▶ TASK INSTRUCTIONS
All of the material below is to be restated word for word, apart from the pictures.

--- --- ---

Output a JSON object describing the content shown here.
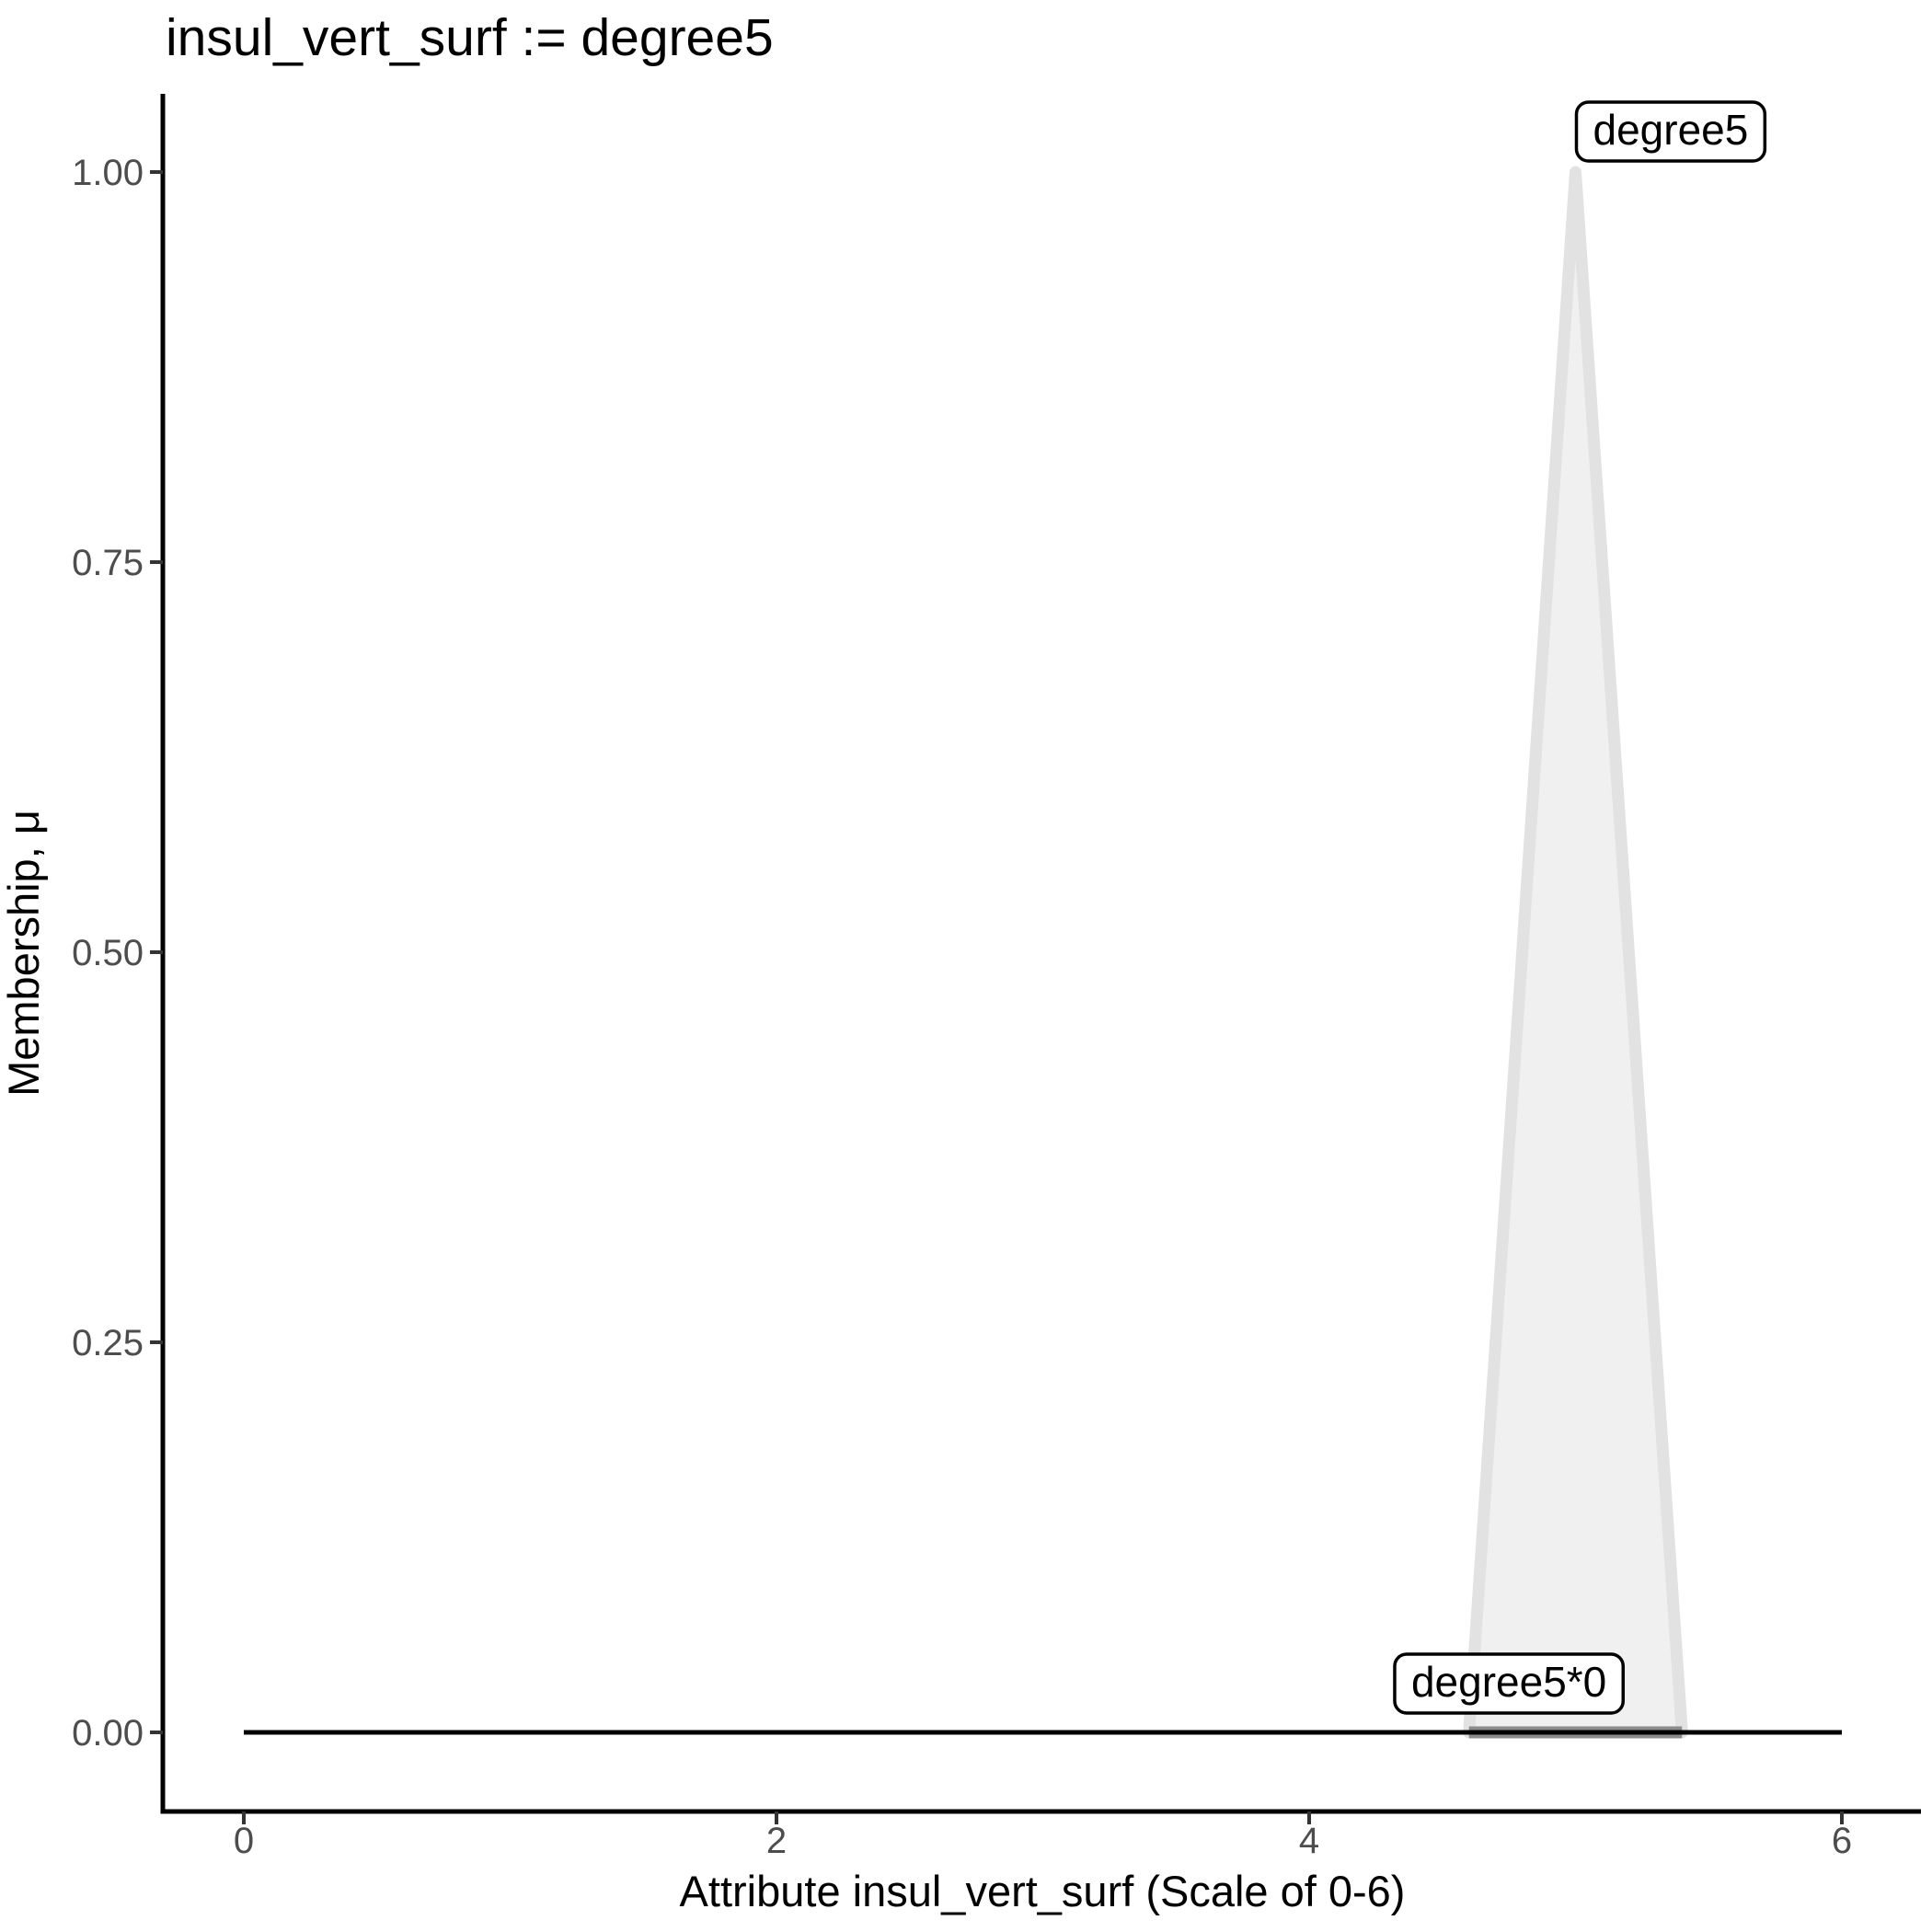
{
  "chart_data": {
    "type": "area",
    "title": "insul_vert_surf := degree5",
    "xlabel": "Attribute insul_vert_surf (Scale of 0-6)",
    "ylabel": "Membership, μ",
    "xlim": [
      0,
      6
    ],
    "ylim": [
      0,
      1
    ],
    "grid": false,
    "legend_position": "none",
    "x_ticks": [
      {
        "v": 0,
        "label": "0"
      },
      {
        "v": 2,
        "label": "2"
      },
      {
        "v": 4,
        "label": "4"
      },
      {
        "v": 6,
        "label": "6"
      }
    ],
    "y_ticks": [
      {
        "v": 0,
        "label": "0.00"
      },
      {
        "v": 0.25,
        "label": "0.25"
      },
      {
        "v": 0.5,
        "label": "0.50"
      },
      {
        "v": 0.75,
        "label": "0.75"
      },
      {
        "v": 1,
        "label": "1.00"
      }
    ],
    "series": [
      {
        "name": "degree5",
        "kind": "membership-area",
        "points": [
          [
            4.6,
            0
          ],
          [
            5,
            1
          ],
          [
            5.4,
            0
          ]
        ],
        "fill": "#f0f0f0",
        "stroke": "#e2e2e2",
        "stroke_width": 13
      },
      {
        "name": "degree5*0",
        "kind": "activation-line",
        "points": [
          [
            4.6,
            0
          ],
          [
            5.4,
            0
          ]
        ],
        "stroke": "#8c8c8c",
        "stroke_width": 13
      },
      {
        "name": "zero-baseline",
        "kind": "line",
        "points": [
          [
            0,
            0
          ],
          [
            6,
            0
          ]
        ],
        "stroke": "#000000",
        "stroke_width": 5
      }
    ],
    "annotations": [
      {
        "text": "degree5",
        "anchor": [
          5,
          1
        ],
        "placement": "top-right"
      },
      {
        "text": "degree5*0",
        "anchor": [
          4.75,
          0
        ],
        "placement": "above-baseline"
      }
    ]
  },
  "style": {
    "background": "#ffffff",
    "axis_line_color": "#000000",
    "tick_mark_color": "#333333",
    "tick_label_color": "#4d4d4d",
    "annotation_box_fill": "#ffffff",
    "annotation_box_border": "#000000"
  }
}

--- --- ---

▶ SOLVED EXERCISE
Output a JSON object describing the content shown here.
{
  "chart_data": {
    "type": "area",
    "title": "insul_vert_surf := degree5",
    "xlabel": "Attribute insul_vert_surf (Scale of 0-6)",
    "ylabel": "Membership, μ",
    "xlim": [
      0,
      6
    ],
    "ylim": [
      0,
      1
    ],
    "grid": false,
    "legend_position": "none",
    "x_ticks": [
      {
        "v": 0,
        "label": "0"
      },
      {
        "v": 2,
        "label": "2"
      },
      {
        "v": 4,
        "label": "4"
      },
      {
        "v": 6,
        "label": "6"
      }
    ],
    "y_ticks": [
      {
        "v": 0,
        "label": "0.00"
      },
      {
        "v": 0.25,
        "label": "0.25"
      },
      {
        "v": 0.5,
        "label": "0.50"
      },
      {
        "v": 0.75,
        "label": "0.75"
      },
      {
        "v": 1,
        "label": "1.00"
      }
    ],
    "series": [
      {
        "name": "degree5",
        "kind": "membership-area",
        "points": [
          [
            4.6,
            0
          ],
          [
            5,
            1
          ],
          [
            5.4,
            0
          ]
        ],
        "fill": "#f0f0f0",
        "stroke": "#e2e2e2",
        "stroke_width": 13
      },
      {
        "name": "degree5*0",
        "kind": "activation-line",
        "points": [
          [
            4.6,
            0
          ],
          [
            5.4,
            0
          ]
        ],
        "stroke": "#8c8c8c",
        "stroke_width": 13
      },
      {
        "name": "zero-baseline",
        "kind": "line",
        "points": [
          [
            0,
            0
          ],
          [
            6,
            0
          ]
        ],
        "stroke": "#000000",
        "stroke_width": 5
      }
    ],
    "annotations": [
      {
        "text": "degree5",
        "anchor": [
          5,
          1
        ],
        "placement": "top-right"
      },
      {
        "text": "degree5*0",
        "anchor": [
          4.75,
          0
        ],
        "placement": "above-baseline"
      }
    ]
  },
  "style": {
    "background": "#ffffff",
    "axis_line_color": "#000000",
    "tick_mark_color": "#333333",
    "tick_label_color": "#4d4d4d",
    "annotation_box_fill": "#ffffff",
    "annotation_box_border": "#000000"
  }
}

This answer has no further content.